Data to use:
━━━━━━━━━━━━━━━━━━━━

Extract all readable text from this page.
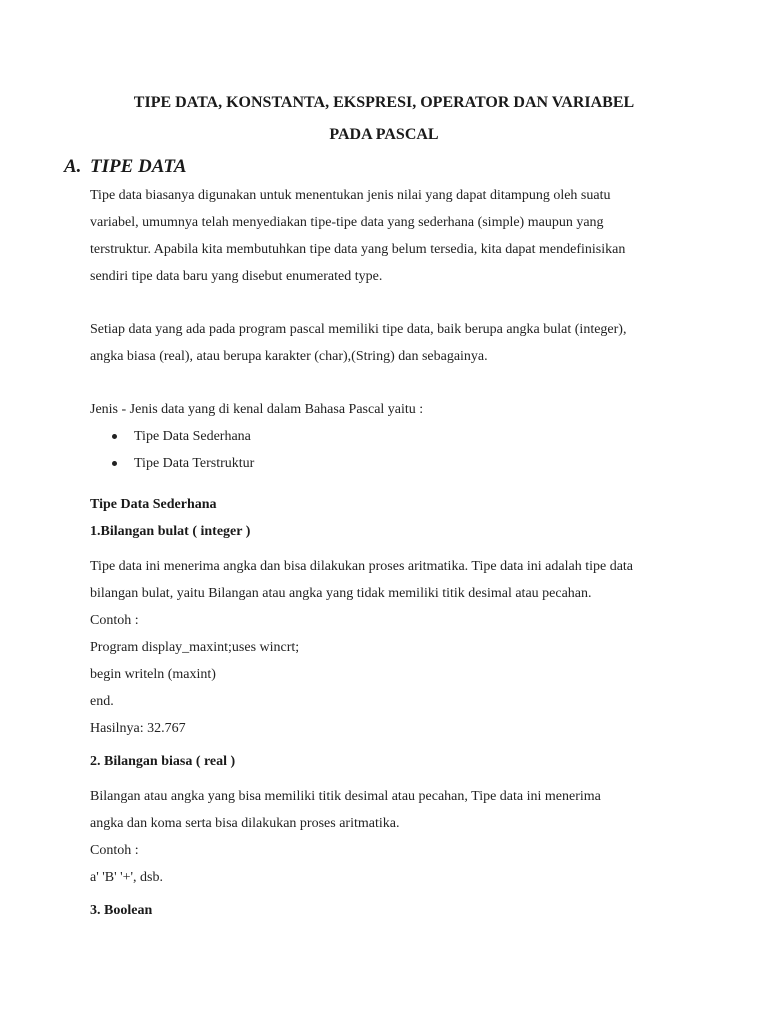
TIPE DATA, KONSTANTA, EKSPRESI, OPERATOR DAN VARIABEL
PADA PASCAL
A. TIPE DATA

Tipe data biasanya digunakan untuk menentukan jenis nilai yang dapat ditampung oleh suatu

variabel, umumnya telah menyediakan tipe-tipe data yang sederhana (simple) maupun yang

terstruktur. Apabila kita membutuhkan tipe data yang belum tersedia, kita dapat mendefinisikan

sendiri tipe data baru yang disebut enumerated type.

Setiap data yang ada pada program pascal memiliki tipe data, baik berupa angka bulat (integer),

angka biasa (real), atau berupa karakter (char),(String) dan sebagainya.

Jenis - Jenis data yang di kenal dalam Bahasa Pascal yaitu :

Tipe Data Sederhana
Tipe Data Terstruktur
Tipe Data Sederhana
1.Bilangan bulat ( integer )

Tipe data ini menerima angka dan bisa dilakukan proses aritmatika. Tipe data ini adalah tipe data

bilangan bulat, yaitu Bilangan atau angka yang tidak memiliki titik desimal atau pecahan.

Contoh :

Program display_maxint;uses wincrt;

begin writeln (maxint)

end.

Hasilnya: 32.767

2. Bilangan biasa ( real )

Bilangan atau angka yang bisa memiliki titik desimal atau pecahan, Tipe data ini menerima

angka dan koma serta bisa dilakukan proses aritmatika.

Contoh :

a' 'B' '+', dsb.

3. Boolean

━━━━━━━━━━━━━━━━━━━━

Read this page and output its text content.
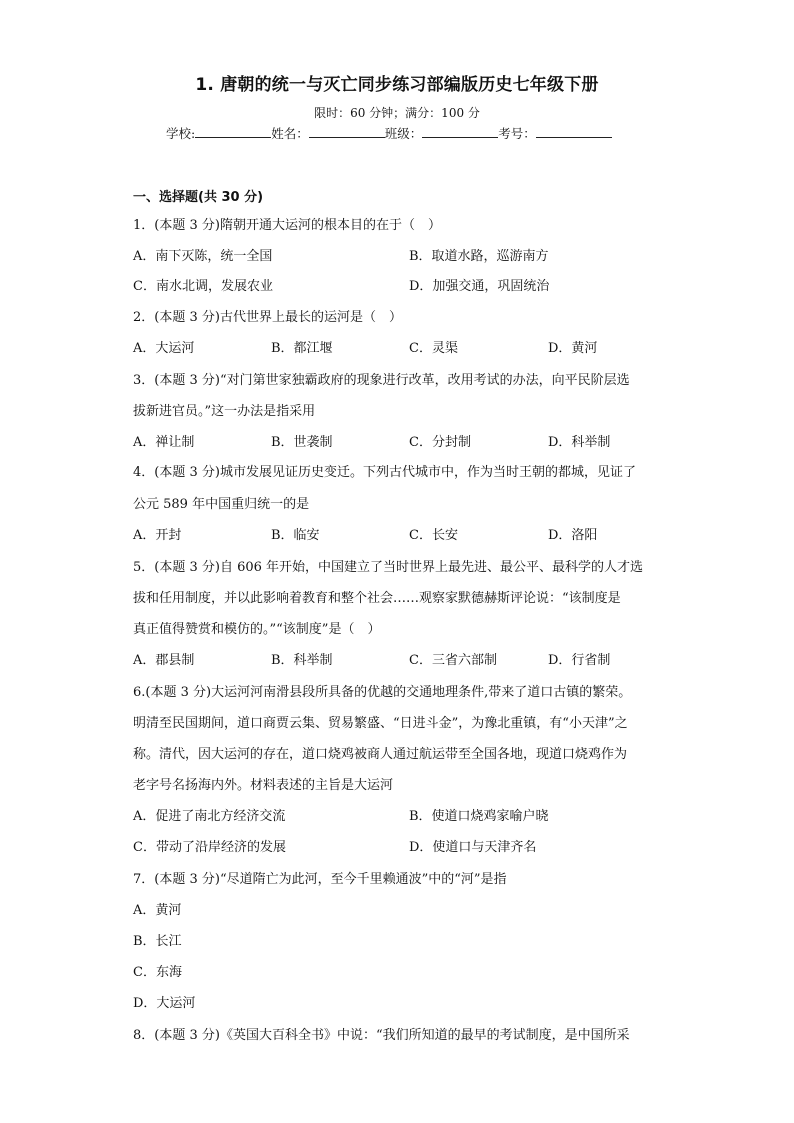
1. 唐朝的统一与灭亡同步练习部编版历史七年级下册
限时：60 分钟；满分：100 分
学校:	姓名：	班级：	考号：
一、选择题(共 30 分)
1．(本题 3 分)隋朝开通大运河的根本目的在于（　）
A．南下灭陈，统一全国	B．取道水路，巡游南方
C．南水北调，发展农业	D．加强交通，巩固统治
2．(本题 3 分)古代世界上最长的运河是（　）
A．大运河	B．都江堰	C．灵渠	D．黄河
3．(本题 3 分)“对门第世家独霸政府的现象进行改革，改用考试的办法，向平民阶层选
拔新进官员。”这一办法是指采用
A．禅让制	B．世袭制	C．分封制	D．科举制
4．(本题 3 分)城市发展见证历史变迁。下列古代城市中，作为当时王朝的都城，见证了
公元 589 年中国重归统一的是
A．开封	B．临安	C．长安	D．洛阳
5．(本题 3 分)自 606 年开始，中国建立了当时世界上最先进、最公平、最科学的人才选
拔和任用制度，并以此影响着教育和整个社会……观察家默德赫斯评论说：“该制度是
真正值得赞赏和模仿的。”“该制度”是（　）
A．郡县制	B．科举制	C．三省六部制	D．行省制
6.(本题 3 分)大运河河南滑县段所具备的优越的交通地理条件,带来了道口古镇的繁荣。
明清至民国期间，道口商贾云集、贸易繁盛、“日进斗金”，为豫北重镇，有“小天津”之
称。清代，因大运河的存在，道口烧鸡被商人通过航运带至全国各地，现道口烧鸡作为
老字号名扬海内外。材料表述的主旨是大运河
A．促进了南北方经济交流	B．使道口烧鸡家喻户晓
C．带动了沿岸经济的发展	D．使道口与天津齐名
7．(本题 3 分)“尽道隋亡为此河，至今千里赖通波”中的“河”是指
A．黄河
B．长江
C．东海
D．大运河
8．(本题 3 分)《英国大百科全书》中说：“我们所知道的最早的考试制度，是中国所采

━━━━━━━━━━━━━━━━━━━━

Set task: From the entries above, copy every line where the word "berupa" shows up.

Result for this task:
Setiap data yang ada pada program pascal memiliki tipe data, baik berupa angka bulat (integer),
angka biasa (real), atau berupa karakter (char),(String) dan sebagainya.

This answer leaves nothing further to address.